▶ **Instruction**
Look through the records below, and copy out every line that holds the string "this".

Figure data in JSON
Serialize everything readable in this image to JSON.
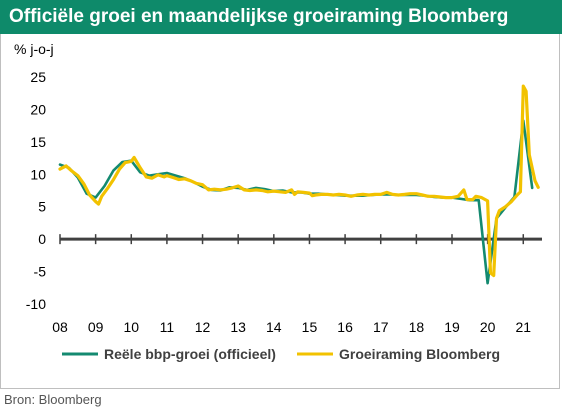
{
  "title": "Officiële groei en maandelijkse groeiraming Bloomberg",
  "source": "Bron: Bloomberg",
  "colors": {
    "title_bg": "#0e8a6a",
    "series_official": "#148a70",
    "series_bloomberg": "#f2c200",
    "zero_line": "#404040"
  },
  "chart_data": {
    "type": "line",
    "title": "Officiële groei en maandelijkse groeiraming Bloomberg",
    "ylabel": "% j-o-j",
    "xlabel": "",
    "ylim": [
      -10,
      25
    ],
    "yticks": [
      25,
      20,
      15,
      10,
      5,
      0,
      -5,
      -10
    ],
    "xlim": [
      2008,
      2021.75
    ],
    "xticks": [
      {
        "x": 2008,
        "label": "08"
      },
      {
        "x": 2009,
        "label": "09"
      },
      {
        "x": 2010,
        "label": "10"
      },
      {
        "x": 2011,
        "label": "11"
      },
      {
        "x": 2012,
        "label": "12"
      },
      {
        "x": 2013,
        "label": "13"
      },
      {
        "x": 2014,
        "label": "14"
      },
      {
        "x": 2015,
        "label": "15"
      },
      {
        "x": 2016,
        "label": "16"
      },
      {
        "x": 2017,
        "label": "17"
      },
      {
        "x": 2018,
        "label": "18"
      },
      {
        "x": 2019,
        "label": "19"
      },
      {
        "x": 2020,
        "label": "20"
      },
      {
        "x": 2021,
        "label": "21"
      }
    ],
    "legend_position": "bottom",
    "grid": false,
    "series": [
      {
        "name": "Reële bbp-groei (officieel)",
        "color": "#148a70",
        "points": [
          [
            2008.0,
            11.5
          ],
          [
            2008.25,
            11.0
          ],
          [
            2008.5,
            9.5
          ],
          [
            2008.75,
            7.0
          ],
          [
            2009.0,
            6.4
          ],
          [
            2009.25,
            8.2
          ],
          [
            2009.5,
            10.6
          ],
          [
            2009.75,
            11.9
          ],
          [
            2010.0,
            12.1
          ],
          [
            2010.25,
            10.3
          ],
          [
            2010.5,
            9.8
          ],
          [
            2010.75,
            10.0
          ],
          [
            2011.0,
            10.2
          ],
          [
            2011.25,
            9.8
          ],
          [
            2011.5,
            9.4
          ],
          [
            2011.75,
            8.8
          ],
          [
            2012.0,
            8.1
          ],
          [
            2012.25,
            7.6
          ],
          [
            2012.5,
            7.5
          ],
          [
            2012.75,
            8.0
          ],
          [
            2013.0,
            7.9
          ],
          [
            2013.25,
            7.6
          ],
          [
            2013.5,
            7.9
          ],
          [
            2013.75,
            7.7
          ],
          [
            2014.0,
            7.4
          ],
          [
            2014.25,
            7.5
          ],
          [
            2014.5,
            7.2
          ],
          [
            2014.75,
            7.2
          ],
          [
            2015.0,
            7.0
          ],
          [
            2015.25,
            7.0
          ],
          [
            2015.5,
            6.9
          ],
          [
            2015.75,
            6.8
          ],
          [
            2016.0,
            6.7
          ],
          [
            2016.25,
            6.7
          ],
          [
            2016.5,
            6.7
          ],
          [
            2016.75,
            6.8
          ],
          [
            2017.0,
            6.9
          ],
          [
            2017.25,
            6.9
          ],
          [
            2017.5,
            6.8
          ],
          [
            2017.75,
            6.8
          ],
          [
            2018.0,
            6.8
          ],
          [
            2018.25,
            6.7
          ],
          [
            2018.5,
            6.5
          ],
          [
            2018.75,
            6.4
          ],
          [
            2019.0,
            6.4
          ],
          [
            2019.25,
            6.2
          ],
          [
            2019.5,
            6.0
          ],
          [
            2019.75,
            6.0
          ],
          [
            2020.0,
            -6.8
          ],
          [
            2020.25,
            3.2
          ],
          [
            2020.5,
            4.9
          ],
          [
            2020.75,
            6.5
          ],
          [
            2021.0,
            18.3
          ],
          [
            2021.25,
            7.9
          ]
        ]
      },
      {
        "name": "Groeiraming Bloomberg",
        "color": "#f2c200",
        "points": [
          [
            2008.0,
            10.8
          ],
          [
            2008.17,
            11.3
          ],
          [
            2008.33,
            10.5
          ],
          [
            2008.5,
            9.8
          ],
          [
            2008.67,
            8.5
          ],
          [
            2008.83,
            6.8
          ],
          [
            2009.0,
            5.8
          ],
          [
            2009.08,
            5.4
          ],
          [
            2009.17,
            6.6
          ],
          [
            2009.33,
            7.8
          ],
          [
            2009.5,
            9.2
          ],
          [
            2009.67,
            10.8
          ],
          [
            2009.83,
            11.8
          ],
          [
            2010.0,
            12.0
          ],
          [
            2010.08,
            12.6
          ],
          [
            2010.25,
            11.0
          ],
          [
            2010.42,
            9.6
          ],
          [
            2010.58,
            9.4
          ],
          [
            2010.75,
            9.9
          ],
          [
            2010.92,
            9.6
          ],
          [
            2011.0,
            9.8
          ],
          [
            2011.17,
            9.5
          ],
          [
            2011.33,
            9.2
          ],
          [
            2011.5,
            9.3
          ],
          [
            2011.67,
            9.0
          ],
          [
            2011.83,
            8.6
          ],
          [
            2012.0,
            8.4
          ],
          [
            2012.17,
            7.6
          ],
          [
            2012.33,
            7.7
          ],
          [
            2012.5,
            7.6
          ],
          [
            2012.67,
            7.7
          ],
          [
            2012.83,
            7.9
          ],
          [
            2013.0,
            8.2
          ],
          [
            2013.17,
            7.6
          ],
          [
            2013.33,
            7.5
          ],
          [
            2013.5,
            7.6
          ],
          [
            2013.67,
            7.5
          ],
          [
            2013.83,
            7.3
          ],
          [
            2014.0,
            7.4
          ],
          [
            2014.17,
            7.3
          ],
          [
            2014.33,
            7.2
          ],
          [
            2014.5,
            7.6
          ],
          [
            2014.58,
            6.9
          ],
          [
            2014.67,
            7.3
          ],
          [
            2014.83,
            7.2
          ],
          [
            2015.0,
            7.1
          ],
          [
            2015.08,
            6.7
          ],
          [
            2015.17,
            6.8
          ],
          [
            2015.33,
            6.9
          ],
          [
            2015.5,
            6.9
          ],
          [
            2015.67,
            6.8
          ],
          [
            2015.83,
            6.9
          ],
          [
            2016.0,
            6.8
          ],
          [
            2016.17,
            6.6
          ],
          [
            2016.33,
            6.8
          ],
          [
            2016.5,
            6.9
          ],
          [
            2016.67,
            6.8
          ],
          [
            2016.83,
            6.9
          ],
          [
            2017.0,
            6.9
          ],
          [
            2017.17,
            7.2
          ],
          [
            2017.33,
            6.9
          ],
          [
            2017.5,
            6.8
          ],
          [
            2017.67,
            6.9
          ],
          [
            2017.83,
            7.0
          ],
          [
            2018.0,
            7.0
          ],
          [
            2018.17,
            6.8
          ],
          [
            2018.33,
            6.6
          ],
          [
            2018.5,
            6.6
          ],
          [
            2018.67,
            6.5
          ],
          [
            2018.83,
            6.4
          ],
          [
            2019.0,
            6.4
          ],
          [
            2019.17,
            6.6
          ],
          [
            2019.33,
            7.6
          ],
          [
            2019.42,
            6.1
          ],
          [
            2019.58,
            6.1
          ],
          [
            2019.67,
            6.6
          ],
          [
            2019.83,
            6.4
          ],
          [
            2020.0,
            5.9
          ],
          [
            2020.08,
            -5.2
          ],
          [
            2020.17,
            -5.6
          ],
          [
            2020.25,
            3.2
          ],
          [
            2020.33,
            4.4
          ],
          [
            2020.5,
            5.0
          ],
          [
            2020.67,
            5.8
          ],
          [
            2020.83,
            6.8
          ],
          [
            2020.92,
            7.3
          ],
          [
            2021.0,
            23.6
          ],
          [
            2021.08,
            22.8
          ],
          [
            2021.17,
            13.0
          ],
          [
            2021.33,
            9.0
          ],
          [
            2021.42,
            8.0
          ]
        ]
      }
    ]
  }
}
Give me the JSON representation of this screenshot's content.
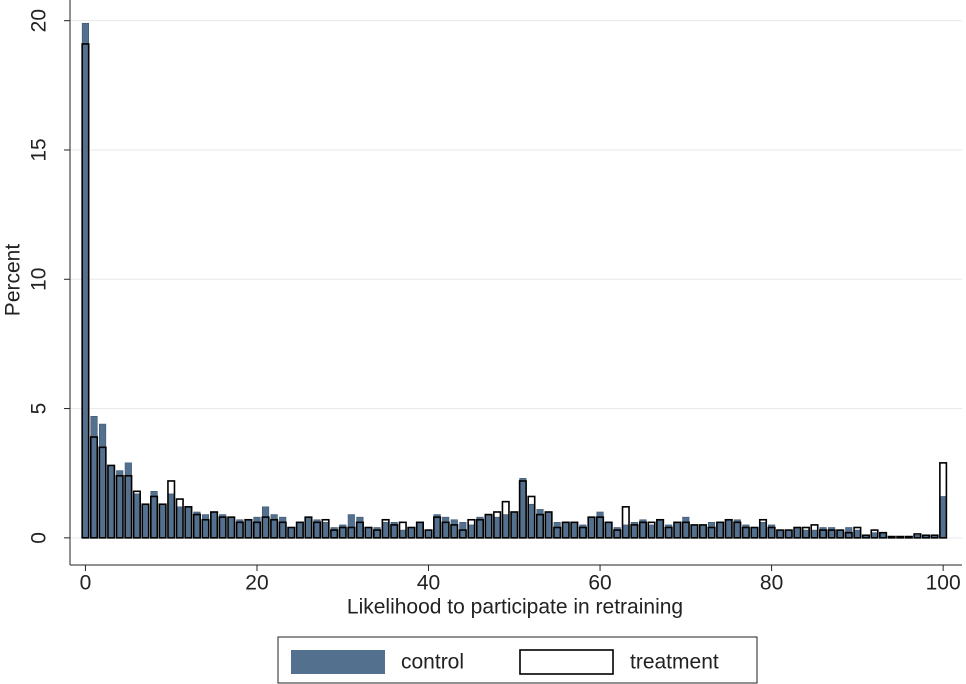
{
  "chart_data": {
    "type": "histogram",
    "x_label": "Likelihood to participate in retraining",
    "y_label": "Percent",
    "bins": [
      -0.5,
      0.5,
      1.5,
      2.5,
      3.5,
      4.5,
      5.5,
      6.5,
      7.5,
      8.5,
      9.5,
      10.5,
      11.5,
      12.5,
      13.5,
      14.5,
      15.5,
      16.5,
      17.5,
      18.5,
      19.5,
      20.5,
      21.5,
      22.5,
      23.5,
      24.5,
      25.5,
      26.5,
      27.5,
      28.5,
      29.5,
      30.5,
      31.5,
      32.5,
      33.5,
      34.5,
      35.5,
      36.5,
      37.5,
      38.5,
      39.5,
      40.5,
      41.5,
      42.5,
      43.5,
      44.5,
      45.5,
      46.5,
      47.5,
      48.5,
      49.5,
      50.5,
      51.5,
      52.5,
      53.5,
      54.5,
      55.5,
      56.5,
      57.5,
      58.5,
      59.5,
      60.5,
      61.5,
      62.5,
      63.5,
      64.5,
      65.5,
      66.5,
      67.5,
      68.5,
      69.5,
      70.5,
      71.5,
      72.5,
      73.5,
      74.5,
      75.5,
      76.5,
      77.5,
      78.5,
      79.5,
      80.5,
      81.5,
      82.5,
      83.5,
      84.5,
      85.5,
      86.5,
      87.5,
      88.5,
      89.5,
      90.5,
      91.5,
      92.5,
      93.5,
      94.5,
      95.5,
      96.5,
      97.5,
      98.5,
      99.5,
      100.5
    ],
    "series": [
      {
        "name": "control",
        "color": "#54708f",
        "values": [
          19.9,
          4.7,
          4.4,
          2.8,
          2.6,
          2.9,
          1.7,
          1.3,
          1.8,
          1.3,
          1.7,
          1.2,
          1.2,
          1.0,
          0.9,
          1.0,
          0.9,
          0.8,
          0.7,
          0.7,
          0.8,
          1.2,
          0.9,
          0.8,
          0.4,
          0.6,
          0.8,
          0.7,
          0.6,
          0.4,
          0.5,
          0.9,
          0.8,
          0.4,
          0.4,
          0.6,
          0.6,
          0.3,
          0.4,
          0.6,
          0.3,
          0.9,
          0.8,
          0.7,
          0.6,
          0.5,
          0.8,
          0.9,
          0.8,
          0.9,
          1.0,
          2.3,
          1.3,
          1.1,
          1.0,
          0.6,
          0.6,
          0.6,
          0.5,
          0.8,
          1.0,
          0.6,
          0.4,
          0.5,
          0.6,
          0.7,
          0.5,
          0.7,
          0.5,
          0.6,
          0.8,
          0.5,
          0.5,
          0.6,
          0.6,
          0.7,
          0.7,
          0.5,
          0.4,
          0.6,
          0.5,
          0.3,
          0.3,
          0.4,
          0.3,
          0.3,
          0.4,
          0.4,
          0.3,
          0.4,
          0.3,
          0.1,
          0.2,
          0.2,
          0.05,
          0.05,
          0.05,
          0.1,
          0.1,
          0.1,
          1.6
        ]
      },
      {
        "name": "treatment",
        "color": "#000000",
        "values": [
          19.1,
          3.9,
          3.5,
          2.8,
          2.4,
          2.4,
          1.8,
          1.3,
          1.6,
          1.3,
          2.2,
          1.5,
          1.2,
          0.9,
          0.7,
          1.0,
          0.8,
          0.8,
          0.6,
          0.7,
          0.6,
          0.8,
          0.7,
          0.6,
          0.4,
          0.6,
          0.8,
          0.6,
          0.7,
          0.3,
          0.4,
          0.4,
          0.6,
          0.4,
          0.3,
          0.7,
          0.5,
          0.6,
          0.4,
          0.6,
          0.3,
          0.8,
          0.6,
          0.5,
          0.3,
          0.7,
          0.7,
          0.9,
          1.0,
          1.4,
          1.0,
          2.2,
          1.6,
          0.9,
          1.0,
          0.4,
          0.6,
          0.6,
          0.4,
          0.8,
          0.8,
          0.6,
          0.3,
          1.2,
          0.5,
          0.6,
          0.6,
          0.7,
          0.4,
          0.6,
          0.6,
          0.5,
          0.5,
          0.4,
          0.6,
          0.7,
          0.6,
          0.4,
          0.4,
          0.7,
          0.4,
          0.3,
          0.3,
          0.4,
          0.4,
          0.5,
          0.3,
          0.3,
          0.3,
          0.2,
          0.4,
          0.1,
          0.3,
          0.2,
          0.05,
          0.05,
          0.05,
          0.15,
          0.1,
          0.1,
          2.9
        ]
      }
    ],
    "xlim": [
      -1.8,
      102.2
    ],
    "ylim": [
      -1.05,
      20.8
    ],
    "xticks": [
      0,
      20,
      40,
      60,
      80,
      100
    ],
    "yticks": [
      0,
      5,
      10,
      15,
      20
    ],
    "grid": true,
    "legend": "bottom"
  }
}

▶ **Exercise output**
Serialize everything readable in this image to JSON.
Give me the JSON representation of this screenshot's content.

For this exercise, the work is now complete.